[Source]
Pussy Riot and Feminist Cultural Criminology: A New ‘Femininity in Dissent’?

Lizzie Seal, Department of Sociology, University of Sussex, Brighton, UK

Abstract

In her landmark study of press discourses of women peace protestors at Greenham Common in the 1980s,[i] Young (1990: 150) predicted that ‘the generation of condemnatory coverage will be entrenched and naturalised as a response to the feminist political protestor’. She based this prediction on the sedimentation of negativity that had occurred around ‘the figure of the protesting woman’as deviant (Young, 1990). She also referred to historical media representations that censured and undermined women’s political protest, such as the coverage of the suffragette movement in the early twentieth-century. Central to the construction of the female protestor as deviant was the attribution of wildness –of unruly and disruptive femininity, which made a spectacle of itself in public space and therefore violated norms of womanhood as passive and private.

Fast forward 22 years from the publication of Young's book to 2012, and Russian feminist punk band, Pussy Riot, is lauded in the Western news media for their dissent. Clad in brightly coloured clothes, with equally brightly coloured balaclavas covering their faces, the band performed a ‘punk prayer’in the Cathedral of Christ the Saviour in Moscow in February, which asked the Virgin Mary to help unseat President Putin from power and exhorted her to ‘become a feminist, become a feminist, become a feminist’(Free Pussy Riot!, 2012a). On 17 August, three of the five women who protested in the Cathedral were convicted of ‘hooliganism motivated by religious hatred’and were sentenced to two years in a penal colony. The verdict was condemned around the world (see BBC, 2012a) as an attack on free speech and symbol of Russia’s deepening authoritarianism, drawing criticism from politicians, human rights activists and celebrities alike. Alongside this condemnation of the verdict was a casting of Pussy Riot as a ‘global brand of protest and dissent’(CNN, 2012).

Pussy Riot, and the news media coverage the conviction of Nadezhda Tolokonnikova (Nadia), Maria Alyokhina (Masha) and Yekaterina Samutsevich (Katya) received, is significant for feminist cultural criminologists for two reasons. One is the style of feminist protest that the women engaged in and its subsequent criminalisation. The other is the largely supportive reaction of the Western, mainstream news media. Although criticism of the three Pussy Riot women can be found, the dominant representation after the verdict was positive, decrying their perceived unfair and disproportionate treatment and constructing them as symbols of dissent, as demonstrated by the CNN quote above. Contrary to Young’s prediction, they were not portrayed as ‘wild’or ‘deviant’, despite the potential for this as a response to some of their ideas and styles of protest. This short paper is an immediate response to the Western news media’s coverage of the verdict and sentence. It considers Pussy Riot’s style of feminist political protest and explores reasons for their largely affirmative representation in mainstream news media at this time, including the relevance of post-Cold War Western perceptions of Russia as a 'deviant', authoritarian regime.

[Tasks and exercises]
a - In the paper on Pussy Riot, what crime were the three women convicted of on 17 August?
b - Pick up the paper on Pussy Riot after its final sentence and write the paragraph that follows.

[Entries taken from a collection]
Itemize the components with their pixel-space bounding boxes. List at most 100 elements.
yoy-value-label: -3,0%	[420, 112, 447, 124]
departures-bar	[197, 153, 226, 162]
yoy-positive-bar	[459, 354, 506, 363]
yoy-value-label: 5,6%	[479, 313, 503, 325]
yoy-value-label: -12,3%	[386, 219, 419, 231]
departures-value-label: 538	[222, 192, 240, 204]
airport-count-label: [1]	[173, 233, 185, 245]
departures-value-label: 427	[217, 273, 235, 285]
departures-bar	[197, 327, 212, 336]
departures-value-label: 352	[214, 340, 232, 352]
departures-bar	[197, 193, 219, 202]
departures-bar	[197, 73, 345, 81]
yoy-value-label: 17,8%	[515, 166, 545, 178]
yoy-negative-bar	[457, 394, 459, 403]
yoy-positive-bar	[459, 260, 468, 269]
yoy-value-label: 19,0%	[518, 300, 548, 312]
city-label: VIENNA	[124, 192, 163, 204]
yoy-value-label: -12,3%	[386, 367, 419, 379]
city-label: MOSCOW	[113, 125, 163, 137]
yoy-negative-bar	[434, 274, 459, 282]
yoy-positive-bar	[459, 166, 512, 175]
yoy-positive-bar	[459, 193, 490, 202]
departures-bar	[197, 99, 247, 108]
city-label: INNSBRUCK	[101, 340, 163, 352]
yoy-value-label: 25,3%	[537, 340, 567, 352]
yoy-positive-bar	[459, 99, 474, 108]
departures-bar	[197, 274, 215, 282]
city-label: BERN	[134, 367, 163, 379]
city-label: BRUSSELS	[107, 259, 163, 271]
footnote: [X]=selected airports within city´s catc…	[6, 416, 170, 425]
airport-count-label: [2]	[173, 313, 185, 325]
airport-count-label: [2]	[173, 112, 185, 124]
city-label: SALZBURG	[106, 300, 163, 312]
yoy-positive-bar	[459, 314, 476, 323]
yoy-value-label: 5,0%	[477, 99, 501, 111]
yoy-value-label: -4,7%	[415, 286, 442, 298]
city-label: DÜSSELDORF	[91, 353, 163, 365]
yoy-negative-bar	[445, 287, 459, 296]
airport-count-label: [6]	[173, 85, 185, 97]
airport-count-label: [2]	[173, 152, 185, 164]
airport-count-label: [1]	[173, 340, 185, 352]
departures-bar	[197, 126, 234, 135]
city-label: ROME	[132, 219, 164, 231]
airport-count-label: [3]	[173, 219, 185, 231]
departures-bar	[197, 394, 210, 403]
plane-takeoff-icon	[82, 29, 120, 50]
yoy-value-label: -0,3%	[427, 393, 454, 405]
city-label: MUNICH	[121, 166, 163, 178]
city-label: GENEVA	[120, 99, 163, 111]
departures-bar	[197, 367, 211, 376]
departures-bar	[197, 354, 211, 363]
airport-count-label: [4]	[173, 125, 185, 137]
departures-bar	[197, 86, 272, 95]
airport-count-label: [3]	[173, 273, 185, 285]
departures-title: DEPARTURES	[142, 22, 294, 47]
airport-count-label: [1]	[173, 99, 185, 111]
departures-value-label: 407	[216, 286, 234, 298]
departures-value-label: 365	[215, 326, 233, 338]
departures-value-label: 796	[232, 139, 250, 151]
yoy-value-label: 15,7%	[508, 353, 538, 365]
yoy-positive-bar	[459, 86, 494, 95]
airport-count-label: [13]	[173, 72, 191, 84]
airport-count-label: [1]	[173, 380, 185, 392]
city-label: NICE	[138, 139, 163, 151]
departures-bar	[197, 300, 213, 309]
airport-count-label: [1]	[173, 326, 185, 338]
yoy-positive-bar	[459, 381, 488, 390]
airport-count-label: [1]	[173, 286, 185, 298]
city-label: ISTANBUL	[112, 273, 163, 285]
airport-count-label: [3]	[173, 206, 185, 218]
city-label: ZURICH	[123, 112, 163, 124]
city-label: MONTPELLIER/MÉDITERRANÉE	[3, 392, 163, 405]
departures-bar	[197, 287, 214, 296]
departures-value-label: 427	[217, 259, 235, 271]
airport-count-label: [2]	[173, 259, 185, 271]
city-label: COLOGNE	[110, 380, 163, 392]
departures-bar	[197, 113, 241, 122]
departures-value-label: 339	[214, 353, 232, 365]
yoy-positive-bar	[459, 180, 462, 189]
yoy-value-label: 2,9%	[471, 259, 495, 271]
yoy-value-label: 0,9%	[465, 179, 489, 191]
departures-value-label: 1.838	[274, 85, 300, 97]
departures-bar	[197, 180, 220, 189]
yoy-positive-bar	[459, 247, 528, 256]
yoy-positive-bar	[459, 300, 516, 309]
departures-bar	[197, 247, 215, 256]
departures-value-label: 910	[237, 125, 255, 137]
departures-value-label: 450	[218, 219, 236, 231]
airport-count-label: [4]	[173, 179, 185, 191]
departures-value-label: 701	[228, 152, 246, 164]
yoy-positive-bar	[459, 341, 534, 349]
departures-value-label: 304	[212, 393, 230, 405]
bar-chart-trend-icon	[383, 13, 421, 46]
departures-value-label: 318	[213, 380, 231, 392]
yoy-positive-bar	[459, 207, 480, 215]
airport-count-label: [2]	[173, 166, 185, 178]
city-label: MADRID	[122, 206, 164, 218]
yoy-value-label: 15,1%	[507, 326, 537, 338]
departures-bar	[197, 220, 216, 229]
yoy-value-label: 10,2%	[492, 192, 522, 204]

[Task answers]
a - Hooliganism motivated by religious hatred.

b -
Pussy Riot and Feminist Political Protest

In addition to being high profile female political dissidents, Pussy Riot’s members are expressly feminist protestors. As quoted above, ‘Punk-Prayer: Virgin Mary Put Putin Away’, the performance of which led to the conviction of three members, calls on the Virgin Mary to help get rid of Putin and asks her to become a feminist (Free Pussy Riot!, 2012a). Another song, ‘Death to Prison, Freedom to Protest’invites ‘LGBT, feminists, defend the nation!’and ‘Kropotkin-Vodka’demands ‘The fucking end to sexist putinists!’(Ibid.). In their public statements and performances, Pussy Riot have framed Putin’s authoritarianism as a form of patriarchal oppression (Cadwalladr & Narizhnaya, 2012). In interviews, members have stated, '[t]here's a deep tradition in Russia of gender and revolution –we've had amazing women revolutionaries' (Elder, 2012a) and also that Russia 'needs a militant, punk-feminist, street band that will rip through Moscow's streets and squares' (Langston, 2012). The band have cited a range of feminist influences, including 'Firestone and her crazy reproduction theories, Millett, Braidotti's nomadic thought, Judith Butler's Artful Parody', as well as early 1990s riot grrrl bands like Bikini Kill (Langston, 2012). In a letter from prison, Nadia contextualised Pussy Riot's actions with reference to second wave feminism's maxim 'the personal is political' (Free Pussy Riot!, 2012b).[ii] Therefore, Pussy Riot have highlighted issues of political authoritarianism in Russia, whilst also bringing feminist inspired activism to global attention.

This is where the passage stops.